# Fragmento

Cuelgan del techo las sombras de una tragedia silenciosa mientras las cadenas de montaje continúan su marcha imperturbable. Seis años después de verse interrumpida abruptamente en 2020, la obra Corazón de chocolate. Crónica de un dulce suicidio desembarca nuevamente en las tablas metropolitanas para interpelar a la audiencia desde la ficción crítica.

Escrito por David Gajardo Gúmera y bajo la dirección de Rodrigo Aro Silva, el texto toma como detonante los acontecimientos reales sucedidos en 2017 al interior de una popular planta de confites Fruna. La trama se adentra en el retorno de Ingrid a las líneas de producción tras la muerte de su esposo Víctor, un operario que decidió quitarse la vida denunciando abusos sistemáticos en su puesto de trabajo.
Simbolismo, música y la denuncia del mobbing
A través de una estética impregnada de elementos alegóricos y acordes ejecutados en directo, la producción evita el documental literal para edificar una metáfora sobre el hostigamiento sistemático en el entorno productivo. La pieza explora cómo la deshumanización institucional convierte a la comunidad obrera en engranajes sustituibles de una estructura indiferente.

Este reestreno marca el punto de cierre de la Retrospectiva Ocaso Teatro, ciclo que a lo largo de este año ha permitido rescatar títulos clave de la compañía como La Pichanga y Chilenito. La propuesta expone la tensión entre el color dulce de los productos comerciales y la amargura del desgaste humano que sostiene su fabricación.
Coordenadas

• Obra Corazón de chocolate. Crónica de un dulce suicidio, de compañía Ocaso Teatro.
Temporada del 19 al 22 de agosto de 2026. Funciones de miércoles a sábado a las 19:30 horas.
Sala María Elena Duvauchelle, Teatro Sidarte. Ernesto Pinto Lagarrigue 131, Barrio Bellavista, Recoleta, Santiago.
Entradas sistema «paga lo que puedas».

# Consignas
(a) Resume en menos palabras el párrafo del texto que empieza con "Escrito por David Gajardo Gúmera". Conserva sus datos principales.
(b) Reproduce el texto entre "Simbolismo, música y" y "compañía Ocaso Teatro.", ambos incluidos, y sustituye "hostigamiento" por "acoso".
Los datos que vienen a continuación son material independiente del texto.

# Datos proporcionados
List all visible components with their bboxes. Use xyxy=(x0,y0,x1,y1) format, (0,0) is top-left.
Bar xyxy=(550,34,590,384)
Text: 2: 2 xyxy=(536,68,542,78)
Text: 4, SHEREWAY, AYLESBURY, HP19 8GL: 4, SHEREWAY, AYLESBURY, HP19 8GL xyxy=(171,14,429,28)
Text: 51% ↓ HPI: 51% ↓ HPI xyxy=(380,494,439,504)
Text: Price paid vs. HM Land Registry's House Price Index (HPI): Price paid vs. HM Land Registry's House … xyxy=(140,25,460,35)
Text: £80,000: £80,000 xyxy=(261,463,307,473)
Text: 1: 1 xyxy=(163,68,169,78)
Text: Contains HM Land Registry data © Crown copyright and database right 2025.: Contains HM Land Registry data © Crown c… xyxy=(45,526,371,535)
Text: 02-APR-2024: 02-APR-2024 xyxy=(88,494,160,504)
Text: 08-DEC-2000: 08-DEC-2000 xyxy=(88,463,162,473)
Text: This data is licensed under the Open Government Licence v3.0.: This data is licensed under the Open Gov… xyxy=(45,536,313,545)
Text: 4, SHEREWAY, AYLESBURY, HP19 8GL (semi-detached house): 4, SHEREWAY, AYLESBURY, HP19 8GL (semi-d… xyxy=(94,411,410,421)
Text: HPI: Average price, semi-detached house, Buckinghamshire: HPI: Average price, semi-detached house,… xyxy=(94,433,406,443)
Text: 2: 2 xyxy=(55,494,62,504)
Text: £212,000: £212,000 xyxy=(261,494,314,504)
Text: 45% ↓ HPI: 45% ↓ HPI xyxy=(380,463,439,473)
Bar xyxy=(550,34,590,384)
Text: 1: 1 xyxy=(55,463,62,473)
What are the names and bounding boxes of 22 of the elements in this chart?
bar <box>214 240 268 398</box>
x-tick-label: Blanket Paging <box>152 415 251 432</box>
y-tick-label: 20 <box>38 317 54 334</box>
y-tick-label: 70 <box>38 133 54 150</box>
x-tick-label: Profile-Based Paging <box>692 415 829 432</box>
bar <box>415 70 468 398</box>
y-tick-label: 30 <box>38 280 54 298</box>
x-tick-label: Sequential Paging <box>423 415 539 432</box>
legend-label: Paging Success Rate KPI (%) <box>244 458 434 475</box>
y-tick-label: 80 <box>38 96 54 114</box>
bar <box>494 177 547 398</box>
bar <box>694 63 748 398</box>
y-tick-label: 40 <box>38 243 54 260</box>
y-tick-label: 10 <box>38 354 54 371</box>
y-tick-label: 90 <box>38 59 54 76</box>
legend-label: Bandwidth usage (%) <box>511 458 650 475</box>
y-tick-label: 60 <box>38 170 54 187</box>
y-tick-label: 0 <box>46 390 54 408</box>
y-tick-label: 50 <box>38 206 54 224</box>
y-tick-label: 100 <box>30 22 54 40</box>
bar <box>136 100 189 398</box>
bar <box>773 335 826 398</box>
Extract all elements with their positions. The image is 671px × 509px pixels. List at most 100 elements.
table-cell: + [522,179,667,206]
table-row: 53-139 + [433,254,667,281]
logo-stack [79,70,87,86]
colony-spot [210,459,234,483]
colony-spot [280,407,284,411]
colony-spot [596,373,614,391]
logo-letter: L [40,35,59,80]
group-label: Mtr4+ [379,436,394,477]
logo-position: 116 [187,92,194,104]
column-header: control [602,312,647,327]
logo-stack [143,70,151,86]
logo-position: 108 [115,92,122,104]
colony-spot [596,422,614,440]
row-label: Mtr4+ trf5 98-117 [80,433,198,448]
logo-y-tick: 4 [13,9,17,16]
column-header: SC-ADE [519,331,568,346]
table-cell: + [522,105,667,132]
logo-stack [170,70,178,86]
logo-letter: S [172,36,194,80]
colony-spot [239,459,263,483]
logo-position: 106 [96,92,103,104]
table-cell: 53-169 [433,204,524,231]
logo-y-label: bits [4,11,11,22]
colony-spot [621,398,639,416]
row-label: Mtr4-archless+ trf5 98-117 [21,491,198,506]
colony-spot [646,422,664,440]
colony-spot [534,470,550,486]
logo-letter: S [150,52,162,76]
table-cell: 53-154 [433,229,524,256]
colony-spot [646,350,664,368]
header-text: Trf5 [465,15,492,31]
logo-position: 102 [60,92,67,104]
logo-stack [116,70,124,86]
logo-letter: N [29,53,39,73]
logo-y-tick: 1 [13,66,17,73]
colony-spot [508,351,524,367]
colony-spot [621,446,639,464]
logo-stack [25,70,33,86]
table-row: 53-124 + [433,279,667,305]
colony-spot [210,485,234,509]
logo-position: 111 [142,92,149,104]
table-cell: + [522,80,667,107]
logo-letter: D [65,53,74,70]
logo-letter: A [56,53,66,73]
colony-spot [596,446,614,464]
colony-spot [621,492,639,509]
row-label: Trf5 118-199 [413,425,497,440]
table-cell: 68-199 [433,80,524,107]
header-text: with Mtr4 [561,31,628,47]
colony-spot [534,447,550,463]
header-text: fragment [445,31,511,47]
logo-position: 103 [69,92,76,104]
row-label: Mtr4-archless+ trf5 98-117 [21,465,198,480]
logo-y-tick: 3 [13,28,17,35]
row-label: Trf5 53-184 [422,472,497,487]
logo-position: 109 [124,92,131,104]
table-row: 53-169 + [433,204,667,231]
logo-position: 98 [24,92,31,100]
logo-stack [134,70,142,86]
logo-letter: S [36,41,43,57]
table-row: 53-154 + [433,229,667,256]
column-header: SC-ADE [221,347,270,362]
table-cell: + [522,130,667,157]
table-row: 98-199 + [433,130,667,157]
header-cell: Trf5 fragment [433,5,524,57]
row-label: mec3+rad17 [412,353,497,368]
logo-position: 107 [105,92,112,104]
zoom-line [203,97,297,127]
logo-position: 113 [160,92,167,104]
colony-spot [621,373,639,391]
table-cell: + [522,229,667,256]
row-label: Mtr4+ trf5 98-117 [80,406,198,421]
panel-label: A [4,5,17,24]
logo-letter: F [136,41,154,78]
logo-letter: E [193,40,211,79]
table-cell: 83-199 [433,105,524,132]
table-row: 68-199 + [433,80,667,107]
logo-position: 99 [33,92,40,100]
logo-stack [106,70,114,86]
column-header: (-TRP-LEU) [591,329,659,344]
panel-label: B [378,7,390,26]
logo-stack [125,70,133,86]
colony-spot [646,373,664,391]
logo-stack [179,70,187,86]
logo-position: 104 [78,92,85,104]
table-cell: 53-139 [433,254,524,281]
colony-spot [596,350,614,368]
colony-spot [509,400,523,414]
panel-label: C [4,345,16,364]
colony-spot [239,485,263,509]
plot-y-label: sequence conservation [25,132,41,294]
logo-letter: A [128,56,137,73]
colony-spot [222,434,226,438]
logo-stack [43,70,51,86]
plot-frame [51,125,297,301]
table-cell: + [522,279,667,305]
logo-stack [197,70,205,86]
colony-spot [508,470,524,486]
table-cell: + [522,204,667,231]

# Soluciones en orden
(a) David Gajardo Gúmera escribió la obra y Rodrigo Aro Silva la dirige. Se inspira en hechos reales ocurridos en 2017 en una planta de confites Fruna. Narra el regreso de Ingrid a la línea de producción tras la muerte de su esposo Víctor, un operario que se quitó la vida denunciando abusos sistemáticos en su trabajo.

(b)
Simbolismo, música y la denuncia del mobbing
A través de una estética impregnada de elementos alegóricos y acordes ejecutados en directo, la producción evita el documental literal para edificar una metáfora sobre el acoso sistemático en el entorno productivo. La pieza explora cómo la deshumanización institucional convierte a la comunidad obrera en engranajes sustituibles de una estructura indiferente.

Este reestreno marca el punto de cierre de la Retrospectiva Ocaso Teatro, ciclo que a lo largo de este año ha permitido rescatar títulos clave de la compañía como La Pichanga y Chilenito. La propuesta expone la tensión entre el color dulce de los productos comerciales y la amargura del desgaste humano que sostiene su fabricación.
Coordenadas

• Obra Corazón de chocolate. Crónica de un dulce suicidio, de compañía Ocaso Teatro.